→ Description of the task
Tally the lines that hold the string "云南省电机工程学会供用电专业委员会", and reply with the count alone.
########################################
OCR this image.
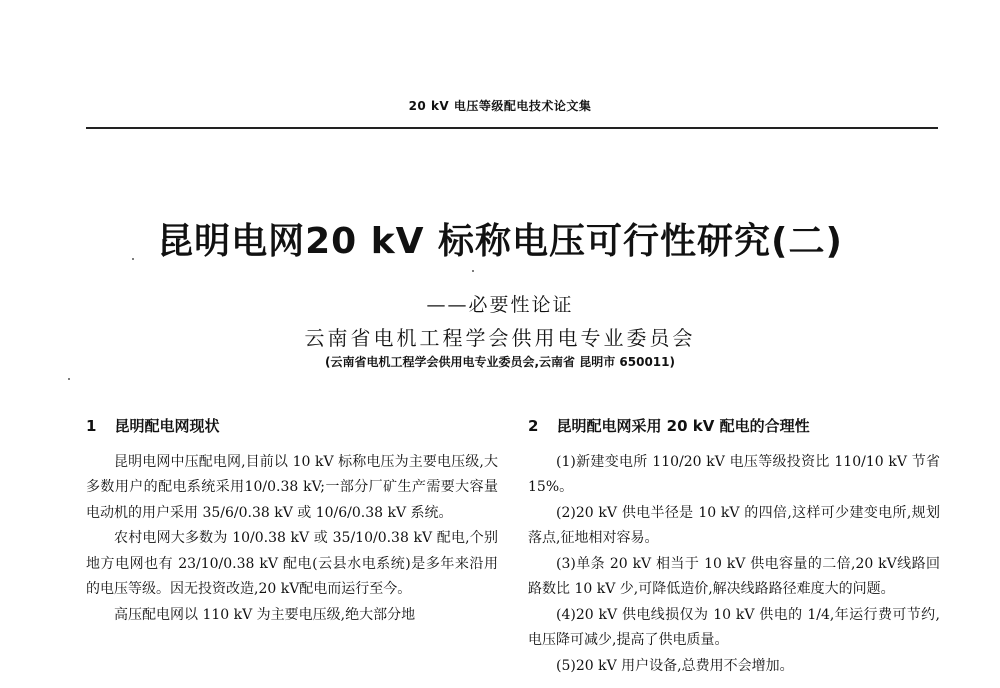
20 kV 电压等级配电技术论文集
昆明电网20 kV 标称电压可行性研究(二)
——必要性论证
云南省电机工程学会供用电专业委员会
(云南省电机工程学会供用电专业委员会,云南省 昆明市 650011)
1 昆明配电网现状

昆明电网中压配电网,目前以 10 kV 标称电压为主要电压级,大多数用户的配电系统采用10/0.38 kV;一部分厂矿生产需要大容量电动机的用户采用 35/6/0.38 kV 或 10/6/0.38 kV 系统。

农村电网大多数为 10/0.38 kV 或 35/10/0.38 kV 配电,个别地方电网也有 23/10/0.38 kV 配电(云县水电系统)是多年来沿用的电压等级。因无投资改造,20 kV配电而运行至今。

高压配电网以 110 kV 为主要电压级,绝大部分地

2 昆明配电网采用 20 kV 配电的合理性

(1)新建变电所 110/20 kV 电压等级投资比 110/10 kV 节省 15%。

(2)20 kV 供电半径是 10 kV 的四倍,这样可少建变电所,规划落点,征地相对容易。

(3)单条 20 kV 相当于 10 kV 供电容量的二倍,20 kV线路回路数比 10 kV 少,可降低造价,解决线路路径难度大的问题。

(4)20 kV 供电线损仅为 10 kV 供电的 1/4,年运行费可节约,电压降可减少,提高了供电质量。

(5)20 kV 用户设备,总费用不会增加。
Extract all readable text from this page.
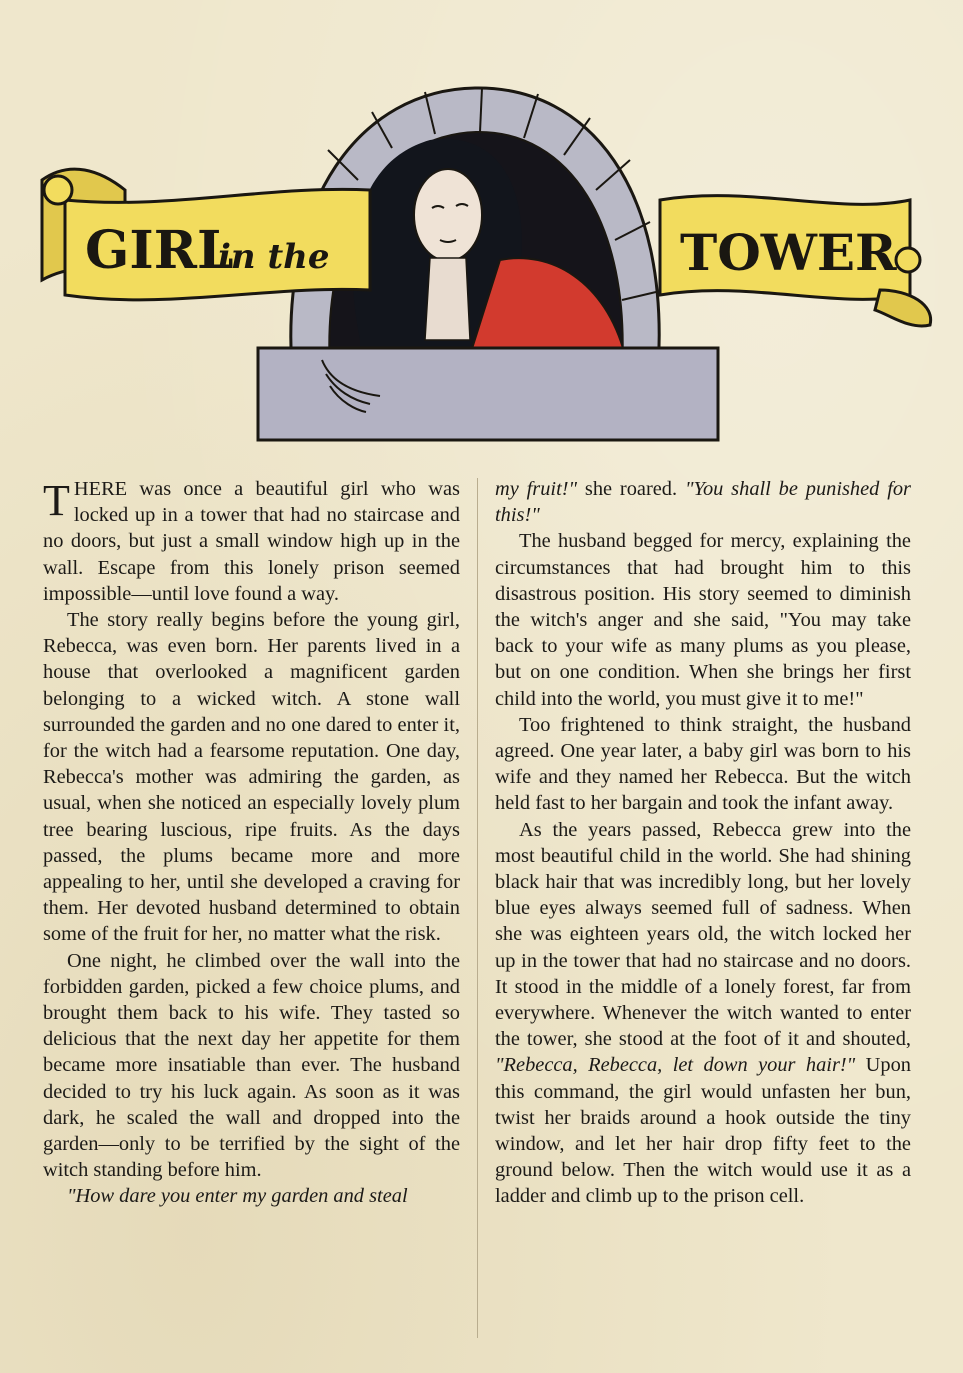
GIRL
in the	TOWER

THERE was once a beautiful girl who was locked up in a tower that had no staircase and no doors, but just a small window high up in the wall. Escape from this lonely prison seemed impossible—until love found a way.

The story really begins before the young girl, Rebecca, was even born. Her parents lived in a house that overlooked a magnificent garden belonging to a wicked witch. A stone wall surrounded the garden and no one dared to enter it, for the witch had a fearsome reputation. One day, Rebecca's mother was admiring the garden, as usual, when she noticed an especially lovely plum tree bearing luscious, ripe fruits. As the days passed, the plums became more and more appealing to her, until she developed a craving for them. Her devoted husband determined to obtain some of the fruit for her, no matter what the risk.

One night, he climbed over the wall into the forbidden garden, picked a few choice plums, and brought them back to his wife. They tasted so delicious that the next day her appetite for them became more insatiable than ever. The husband decided to try his luck again. As soon as it was dark, he scaled the wall and dropped into the garden—only to be terrified by the sight of the witch standing before him.

"How dare you enter my garden and steal

my fruit!" she roared. "You shall be punished for this!"

The husband begged for mercy, explaining the circumstances that had brought him to this disastrous position. His story seemed to diminish the witch's anger and she said, "You may take back to your wife as many plums as you please, but on one condition. When she brings her first child into the world, you must give it to me!"

Too frightened to think straight, the husband agreed. One year later, a baby girl was born to his wife and they named her Rebecca. But the witch held fast to her bargain and took the infant away.

As the years passed, Rebecca grew into the most beautiful child in the world. She had shining black hair that was incredibly long, but her lovely blue eyes always seemed full of sadness. When she was eighteen years old, the witch locked her up in the tower that had no staircase and no doors. It stood in the middle of a lonely forest, far from everywhere. Whenever the witch wanted to enter the tower, she stood at the foot of it and shouted, "Rebecca, Rebecca, let down your hair!" Upon this command, the girl would unfasten her bun, twist her braids around a hook outside the tiny window, and let her hair drop fifty feet to the ground below. Then the witch would use it as a ladder and climb up to the prison cell.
########################################
→ Exercise answer
2